Problem requirements:
Copy out each line exactly as it appears.

------ Data provided ------

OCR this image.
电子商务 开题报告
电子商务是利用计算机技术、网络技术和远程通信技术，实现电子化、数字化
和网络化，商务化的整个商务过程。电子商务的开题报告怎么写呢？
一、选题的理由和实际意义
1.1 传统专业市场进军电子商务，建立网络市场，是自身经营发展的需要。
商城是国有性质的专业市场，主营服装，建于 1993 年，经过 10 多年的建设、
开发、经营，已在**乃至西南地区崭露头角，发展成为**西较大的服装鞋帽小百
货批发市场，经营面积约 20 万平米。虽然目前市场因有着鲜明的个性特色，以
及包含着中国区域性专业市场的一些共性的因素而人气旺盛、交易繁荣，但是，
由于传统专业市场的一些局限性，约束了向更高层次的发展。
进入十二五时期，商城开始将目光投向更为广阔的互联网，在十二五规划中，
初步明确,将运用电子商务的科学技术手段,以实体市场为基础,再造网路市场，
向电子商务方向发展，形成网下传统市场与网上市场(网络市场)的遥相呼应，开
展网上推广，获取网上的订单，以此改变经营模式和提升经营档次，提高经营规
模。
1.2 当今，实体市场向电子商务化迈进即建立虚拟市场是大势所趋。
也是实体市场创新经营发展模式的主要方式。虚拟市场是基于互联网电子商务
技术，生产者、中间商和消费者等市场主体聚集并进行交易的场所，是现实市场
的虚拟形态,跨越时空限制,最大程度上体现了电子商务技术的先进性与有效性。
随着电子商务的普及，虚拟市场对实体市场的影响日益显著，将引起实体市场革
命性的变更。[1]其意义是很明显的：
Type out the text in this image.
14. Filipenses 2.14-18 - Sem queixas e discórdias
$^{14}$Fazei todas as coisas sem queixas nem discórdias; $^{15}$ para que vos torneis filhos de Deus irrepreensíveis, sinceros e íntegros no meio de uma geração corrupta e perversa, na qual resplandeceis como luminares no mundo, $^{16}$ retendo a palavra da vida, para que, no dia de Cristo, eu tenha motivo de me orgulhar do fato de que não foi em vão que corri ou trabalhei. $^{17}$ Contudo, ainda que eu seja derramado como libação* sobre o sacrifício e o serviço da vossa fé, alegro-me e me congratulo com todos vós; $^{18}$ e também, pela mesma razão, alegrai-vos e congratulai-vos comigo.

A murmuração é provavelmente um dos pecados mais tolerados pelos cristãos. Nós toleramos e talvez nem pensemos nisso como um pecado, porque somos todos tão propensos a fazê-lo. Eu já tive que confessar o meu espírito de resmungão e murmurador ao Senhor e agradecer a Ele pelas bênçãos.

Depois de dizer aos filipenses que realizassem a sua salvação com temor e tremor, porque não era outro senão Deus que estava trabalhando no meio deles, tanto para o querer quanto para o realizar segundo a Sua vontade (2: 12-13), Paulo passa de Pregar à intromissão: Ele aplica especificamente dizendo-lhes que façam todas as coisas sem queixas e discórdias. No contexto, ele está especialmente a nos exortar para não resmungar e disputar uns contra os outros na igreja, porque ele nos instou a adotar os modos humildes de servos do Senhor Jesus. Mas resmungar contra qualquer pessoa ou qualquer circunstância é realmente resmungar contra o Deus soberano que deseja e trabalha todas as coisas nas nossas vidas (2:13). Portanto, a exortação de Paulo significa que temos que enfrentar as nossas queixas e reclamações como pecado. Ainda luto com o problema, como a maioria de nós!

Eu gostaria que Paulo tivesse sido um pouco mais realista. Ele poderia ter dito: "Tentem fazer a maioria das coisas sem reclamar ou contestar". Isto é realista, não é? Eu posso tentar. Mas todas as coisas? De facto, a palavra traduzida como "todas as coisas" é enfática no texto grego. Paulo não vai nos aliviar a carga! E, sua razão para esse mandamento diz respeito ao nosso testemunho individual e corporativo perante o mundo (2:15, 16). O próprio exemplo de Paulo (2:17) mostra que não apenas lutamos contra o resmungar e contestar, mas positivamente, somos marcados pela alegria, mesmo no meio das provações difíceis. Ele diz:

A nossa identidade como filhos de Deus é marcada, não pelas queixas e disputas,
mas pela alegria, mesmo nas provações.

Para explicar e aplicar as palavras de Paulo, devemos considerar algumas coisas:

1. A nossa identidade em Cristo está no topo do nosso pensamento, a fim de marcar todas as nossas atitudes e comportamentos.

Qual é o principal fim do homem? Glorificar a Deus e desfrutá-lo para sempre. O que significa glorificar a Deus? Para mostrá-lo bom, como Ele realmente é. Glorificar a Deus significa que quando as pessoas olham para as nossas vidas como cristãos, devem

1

------

Solution for this exercise:
OCR this image.
电子商务 开题报告
电子商务是利用计算机技术、网络技术和远程通信技术，实现电子化、数字化
和网络化，商务化的整个商务过程。电子商务的开题报告怎么写呢？
一、选题的理由和实际意义
1.1 传统专业市场进军电子商务，建立网络市场，是自身经营发展的需要。
商城是国有性质的专业市场，主营服装，建于 1993 年，经过 10 多年的建设、
开发、经营，已在**乃至西南地区崭露头角，发展成为**西较大的服装鞋帽小百
货批发市场，经营面积约 20 万平米。虽然目前市场因有着鲜明的个性特色，以
及包含着中国区域性专业市场的一些共性的因素而人气旺盛、交易繁荣，但是，
由于传统专业市场的一些局限性，约束了向更高层次的发展。
进入十二五时期，商城开始将目光投向更为广阔的互联网，在十二五规划中，
初步明确,将运用电子商务的科学技术手段,以实体市场为基础,再造网路市场，
向电子商务方向发展，形成网下传统市场与网上市场(网络市场)的遥相呼应，开
展网上推广，获取网上的订单，以此改变经营模式和提升经营档次，提高经营规
模。
1.2 当今，实体市场向电子商务化迈进即建立虚拟市场是大势所趋。
也是实体市场创新经营发展模式的主要方式。虚拟市场是基于互联网电子商务
技术，生产者、中间商和消费者等市场主体聚集并进行交易的场所，是现实市场
的虚拟形态,跨越时空限制,最大程度上体现了电子商务技术的先进性与有效性。
随着电子商务的普及，虚拟市场对实体市场的影响日益显著，将引起实体市场革
命性的变更。[1]其意义是很明显的：
Type out the text in this image.
14. Filipenses 2.14-18 - Sem queixas e discórdias
$^{14}$Fazei todas as coisas sem queixas nem discórdias; $^{15}$ para que vos torneis filhos de Deus irrepreensíveis, sinceros e íntegros no meio de uma geração corrupta e perversa, na qual resplandeceis como luminares no mundo, $^{16}$ retendo a palavra da vida, para que, no dia de Cristo, eu tenha motivo de me orgulhar do fato de que não foi em vão que corri ou trabalhei. $^{17}$ Contudo, ainda que eu seja derramado como libação* sobre o sacrifício e o serviço da vossa fé, alegro-me e me congratulo com todos vós; $^{18}$ e também, pela mesma razão, alegrai-vos e congratulai-vos comigo.

A murmuração é provavelmente um dos pecados mais tolerados pelos cristãos. Nós toleramos e talvez nem pensemos nisso como um pecado, porque somos todos tão propensos a fazê-lo. Eu já tive que confessar o meu espírito de resmungão e murmurador ao Senhor e agradecer a Ele pelas bênçãos.

Depois de dizer aos filipenses que realizassem a sua salvação com temor e tremor, porque não era outro senão Deus que estava trabalhando no meio deles, tanto para o querer quanto para o realizar segundo a Sua vontade (2: 12-13), Paulo passa de Pregar à intromissão: Ele aplica especificamente dizendo-lhes que façam todas as coisas sem queixas e discórdias. No contexto, ele está especialmente a nos exortar para não resmungar e disputar uns contra os outros na igreja, porque ele nos instou a adotar os modos humildes de servos do Senhor Jesus. Mas resmungar contra qualquer pessoa ou qualquer circunstância é realmente resmungar contra o Deus soberano que deseja e trabalha todas as coisas nas nossas vidas (2:13). Portanto, a exortação de Paulo significa que temos que enfrentar as nossas queixas e reclamações como pecado. Ainda luto com o problema, como a maioria de nós!

Eu gostaria que Paulo tivesse sido um pouco mais realista. Ele poderia ter dito: "Tentem fazer a maioria das coisas sem reclamar ou contestar". Isto é realista, não é? Eu posso tentar. Mas todas as coisas? De facto, a palavra traduzida como "todas as coisas" é enfática no texto grego. Paulo não vai nos aliviar a carga! E, sua razão para esse mandamento diz respeito ao nosso testemunho individual e corporativo perante o mundo (2:15, 16). O próprio exemplo de Paulo (2:17) mostra que não apenas lutamos contra o resmungar e contestar, mas positivamente, somos marcados pela alegria, mesmo no meio das provações difíceis. Ele diz:

A nossa identidade como filhos de Deus é marcada, não pelas queixas e disputas,
mas pela alegria, mesmo nas provações.

Para explicar e aplicar as palavras de Paulo, devemos considerar algumas coisas:

1. A nossa identidade em Cristo está no topo do nosso pensamento, a fim de marcar todas as nossas atitudes e comportamentos.

Qual é o principal fim do homem? Glorificar a Deus e desfrutá-lo para sempre. O que significa glorificar a Deus? Para mostrá-lo bom, como Ele realmente é. Glorificar a Deus significa que quando as pessoas olham para as nossas vidas como cristãos, devem

1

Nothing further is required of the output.